• _Written request_
Below are the records. List every line holding the word "Freno".

• _Records for this exercise_
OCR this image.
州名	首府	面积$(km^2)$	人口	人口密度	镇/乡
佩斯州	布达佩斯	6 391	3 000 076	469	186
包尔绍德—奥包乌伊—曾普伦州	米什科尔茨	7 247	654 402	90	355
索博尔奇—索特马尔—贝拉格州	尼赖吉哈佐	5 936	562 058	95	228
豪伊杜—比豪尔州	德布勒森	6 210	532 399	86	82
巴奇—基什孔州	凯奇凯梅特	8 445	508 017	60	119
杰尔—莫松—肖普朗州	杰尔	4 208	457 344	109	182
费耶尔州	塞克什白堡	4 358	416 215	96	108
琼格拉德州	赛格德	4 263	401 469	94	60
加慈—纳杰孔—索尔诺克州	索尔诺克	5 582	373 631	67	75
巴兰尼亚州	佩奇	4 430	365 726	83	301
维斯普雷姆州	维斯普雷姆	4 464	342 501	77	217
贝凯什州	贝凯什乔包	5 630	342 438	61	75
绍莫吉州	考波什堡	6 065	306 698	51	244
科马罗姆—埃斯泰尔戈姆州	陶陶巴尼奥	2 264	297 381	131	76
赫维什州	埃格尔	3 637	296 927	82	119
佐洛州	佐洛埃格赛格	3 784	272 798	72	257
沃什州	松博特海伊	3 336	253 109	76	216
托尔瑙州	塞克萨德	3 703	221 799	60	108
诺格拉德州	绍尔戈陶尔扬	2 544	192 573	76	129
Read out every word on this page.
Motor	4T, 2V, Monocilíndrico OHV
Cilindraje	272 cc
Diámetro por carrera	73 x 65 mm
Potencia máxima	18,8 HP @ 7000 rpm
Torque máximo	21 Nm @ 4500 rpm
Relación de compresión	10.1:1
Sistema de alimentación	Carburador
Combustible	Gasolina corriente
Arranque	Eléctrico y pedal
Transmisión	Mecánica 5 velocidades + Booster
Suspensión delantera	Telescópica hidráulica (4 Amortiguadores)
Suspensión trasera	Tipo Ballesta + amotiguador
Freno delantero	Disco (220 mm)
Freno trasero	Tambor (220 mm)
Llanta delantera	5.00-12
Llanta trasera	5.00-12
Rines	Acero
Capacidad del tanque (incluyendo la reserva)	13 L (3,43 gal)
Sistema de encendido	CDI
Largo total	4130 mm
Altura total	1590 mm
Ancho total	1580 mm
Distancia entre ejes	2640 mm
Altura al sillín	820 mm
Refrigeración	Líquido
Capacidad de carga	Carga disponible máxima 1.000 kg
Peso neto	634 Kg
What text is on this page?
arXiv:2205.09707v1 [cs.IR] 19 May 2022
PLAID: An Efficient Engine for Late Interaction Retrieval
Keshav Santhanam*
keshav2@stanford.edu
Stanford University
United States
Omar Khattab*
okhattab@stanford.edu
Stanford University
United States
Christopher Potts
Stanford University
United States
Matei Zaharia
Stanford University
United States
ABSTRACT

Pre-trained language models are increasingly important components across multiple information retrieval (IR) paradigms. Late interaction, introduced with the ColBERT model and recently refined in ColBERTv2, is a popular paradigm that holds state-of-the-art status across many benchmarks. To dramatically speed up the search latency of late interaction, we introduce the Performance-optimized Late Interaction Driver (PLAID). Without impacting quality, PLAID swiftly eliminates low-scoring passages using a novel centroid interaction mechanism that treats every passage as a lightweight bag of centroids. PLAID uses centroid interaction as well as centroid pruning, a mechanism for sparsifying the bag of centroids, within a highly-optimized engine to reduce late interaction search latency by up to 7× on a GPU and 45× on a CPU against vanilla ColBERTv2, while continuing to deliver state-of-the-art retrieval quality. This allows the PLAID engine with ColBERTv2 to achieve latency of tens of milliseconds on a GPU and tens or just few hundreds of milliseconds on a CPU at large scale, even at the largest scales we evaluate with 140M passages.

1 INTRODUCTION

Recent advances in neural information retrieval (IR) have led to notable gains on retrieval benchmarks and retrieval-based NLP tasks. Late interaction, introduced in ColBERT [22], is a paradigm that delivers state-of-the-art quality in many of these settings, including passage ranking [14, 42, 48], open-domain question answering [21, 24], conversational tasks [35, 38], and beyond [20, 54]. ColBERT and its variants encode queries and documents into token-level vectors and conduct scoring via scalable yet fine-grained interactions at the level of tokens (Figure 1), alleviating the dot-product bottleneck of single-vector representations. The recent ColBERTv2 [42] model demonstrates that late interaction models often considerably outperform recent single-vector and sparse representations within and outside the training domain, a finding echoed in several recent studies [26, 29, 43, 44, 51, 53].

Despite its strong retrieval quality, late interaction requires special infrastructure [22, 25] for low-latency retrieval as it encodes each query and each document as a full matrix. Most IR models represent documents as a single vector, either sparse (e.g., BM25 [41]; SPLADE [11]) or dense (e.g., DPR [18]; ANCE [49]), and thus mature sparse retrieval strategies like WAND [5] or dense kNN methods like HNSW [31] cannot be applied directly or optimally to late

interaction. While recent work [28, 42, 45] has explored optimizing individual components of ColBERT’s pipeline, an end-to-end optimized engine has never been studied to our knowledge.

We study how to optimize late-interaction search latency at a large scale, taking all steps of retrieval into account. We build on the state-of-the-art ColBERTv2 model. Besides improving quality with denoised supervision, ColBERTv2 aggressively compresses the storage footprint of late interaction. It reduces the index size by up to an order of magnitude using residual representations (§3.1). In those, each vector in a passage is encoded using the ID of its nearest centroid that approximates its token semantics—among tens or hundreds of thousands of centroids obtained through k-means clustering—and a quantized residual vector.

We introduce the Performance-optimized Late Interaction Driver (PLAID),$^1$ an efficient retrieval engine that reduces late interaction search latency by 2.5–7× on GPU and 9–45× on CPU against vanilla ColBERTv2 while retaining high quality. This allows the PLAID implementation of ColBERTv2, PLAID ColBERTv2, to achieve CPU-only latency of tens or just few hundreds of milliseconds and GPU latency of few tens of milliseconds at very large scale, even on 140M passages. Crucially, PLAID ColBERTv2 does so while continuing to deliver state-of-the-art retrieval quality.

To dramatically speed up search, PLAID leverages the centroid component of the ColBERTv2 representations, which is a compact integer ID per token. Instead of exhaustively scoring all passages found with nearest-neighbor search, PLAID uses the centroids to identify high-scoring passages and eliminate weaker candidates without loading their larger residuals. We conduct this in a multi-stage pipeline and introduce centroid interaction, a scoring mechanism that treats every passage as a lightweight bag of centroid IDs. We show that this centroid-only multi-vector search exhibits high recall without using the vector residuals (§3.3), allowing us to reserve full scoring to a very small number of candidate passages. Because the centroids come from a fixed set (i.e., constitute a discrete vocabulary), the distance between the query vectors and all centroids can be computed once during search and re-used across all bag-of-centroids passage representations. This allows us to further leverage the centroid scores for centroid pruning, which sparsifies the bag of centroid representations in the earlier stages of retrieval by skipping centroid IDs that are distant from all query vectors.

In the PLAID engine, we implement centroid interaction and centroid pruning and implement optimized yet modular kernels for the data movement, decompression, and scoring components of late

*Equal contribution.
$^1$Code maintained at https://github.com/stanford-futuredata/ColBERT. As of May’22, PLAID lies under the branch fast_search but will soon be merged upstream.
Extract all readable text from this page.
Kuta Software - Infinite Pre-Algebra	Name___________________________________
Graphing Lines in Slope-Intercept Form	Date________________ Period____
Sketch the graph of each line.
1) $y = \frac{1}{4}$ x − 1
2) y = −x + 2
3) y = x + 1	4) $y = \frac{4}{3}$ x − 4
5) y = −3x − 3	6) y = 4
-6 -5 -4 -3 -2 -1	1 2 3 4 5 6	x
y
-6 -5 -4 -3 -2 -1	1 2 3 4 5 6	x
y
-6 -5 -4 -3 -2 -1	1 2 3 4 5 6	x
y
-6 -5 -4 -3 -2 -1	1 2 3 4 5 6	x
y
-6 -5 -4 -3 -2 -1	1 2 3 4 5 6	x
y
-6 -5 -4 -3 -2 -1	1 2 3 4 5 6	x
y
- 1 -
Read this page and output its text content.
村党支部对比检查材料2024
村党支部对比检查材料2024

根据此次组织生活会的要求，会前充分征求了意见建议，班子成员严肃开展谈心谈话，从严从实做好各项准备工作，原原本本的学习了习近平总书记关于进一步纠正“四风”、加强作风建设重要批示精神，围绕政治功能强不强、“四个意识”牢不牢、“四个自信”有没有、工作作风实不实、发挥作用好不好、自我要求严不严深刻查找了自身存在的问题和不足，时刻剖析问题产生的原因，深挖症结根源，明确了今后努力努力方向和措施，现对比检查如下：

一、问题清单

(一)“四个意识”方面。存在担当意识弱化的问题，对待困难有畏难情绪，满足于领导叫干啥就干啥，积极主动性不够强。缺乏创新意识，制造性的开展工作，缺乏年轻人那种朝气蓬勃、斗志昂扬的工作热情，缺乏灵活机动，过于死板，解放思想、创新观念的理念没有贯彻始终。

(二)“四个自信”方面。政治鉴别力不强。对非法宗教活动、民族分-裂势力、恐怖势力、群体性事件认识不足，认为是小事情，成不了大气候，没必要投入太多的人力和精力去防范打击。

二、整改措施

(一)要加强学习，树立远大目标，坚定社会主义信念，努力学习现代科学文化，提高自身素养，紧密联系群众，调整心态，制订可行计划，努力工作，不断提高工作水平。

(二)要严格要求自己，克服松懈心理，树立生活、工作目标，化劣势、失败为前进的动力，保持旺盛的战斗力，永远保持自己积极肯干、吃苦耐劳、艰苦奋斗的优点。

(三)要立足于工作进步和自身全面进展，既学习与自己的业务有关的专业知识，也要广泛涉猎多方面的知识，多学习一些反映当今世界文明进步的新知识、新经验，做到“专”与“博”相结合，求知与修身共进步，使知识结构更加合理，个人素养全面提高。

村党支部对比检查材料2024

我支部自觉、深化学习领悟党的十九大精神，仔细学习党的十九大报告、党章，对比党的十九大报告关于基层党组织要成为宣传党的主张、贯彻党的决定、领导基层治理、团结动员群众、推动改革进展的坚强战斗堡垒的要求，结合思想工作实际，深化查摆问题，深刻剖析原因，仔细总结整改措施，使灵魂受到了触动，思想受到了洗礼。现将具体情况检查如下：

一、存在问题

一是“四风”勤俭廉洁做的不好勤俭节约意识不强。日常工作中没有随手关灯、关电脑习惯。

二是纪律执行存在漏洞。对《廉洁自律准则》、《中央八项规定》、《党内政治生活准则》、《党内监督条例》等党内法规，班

• _Right answer_
Freno delantero	Disco (220 mm)
Freno trasero	Tambor (220 mm)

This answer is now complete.